Problem requirements: Pick out all lines in the listing holding the string "payable" and copy them.

[Data items]
========================

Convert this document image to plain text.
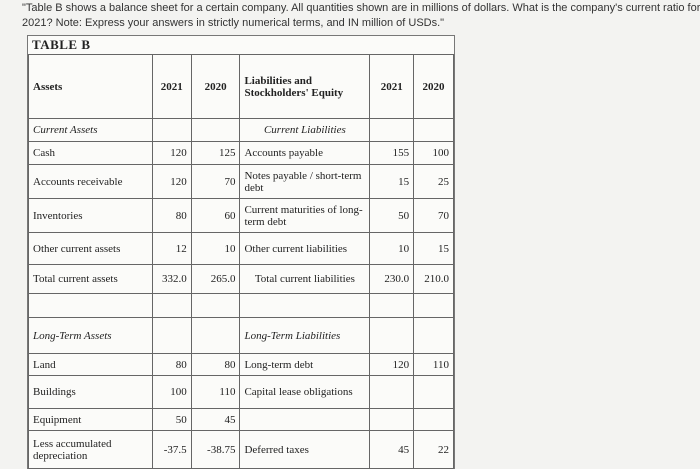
"Table B shows a balance sheet for a certain company. All quantities shown are in millions of dollars. What is the company's current ratio for
2021? Note: Express your answers in strictly numerical terms, and IN million of USDs."
TABLE B
Assets	2021	2020	Liabilities and Stockholders' Equity	2021	2020
Current Assets			Current Liabilities		
Cash	120	125	Accounts payable	155	100
Accounts receivable	120	70	Notes payable / short-term debt	15	25
Inventories	80	60	Current maturities of long-term debt	50	70
Other current assets	12	10	Other current liabilities	10	15
Total current assets	332.0	265.0	Total current liabilities	230.0	210.0

Long-Term Assets			Long-Term Liabilities		
Land	80	80	Long-term debt	120	110
Buildings	100	110	Capital lease obligations		
Equipment	50	45			
Less accumulated depreciation	-37.5	-38.75	Deferred taxes	45	22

========================

Response to the exercise:
Cash	120	125	Accounts payable	155	100
Accounts receivable	120	70	Notes payable / short-term debt	15	25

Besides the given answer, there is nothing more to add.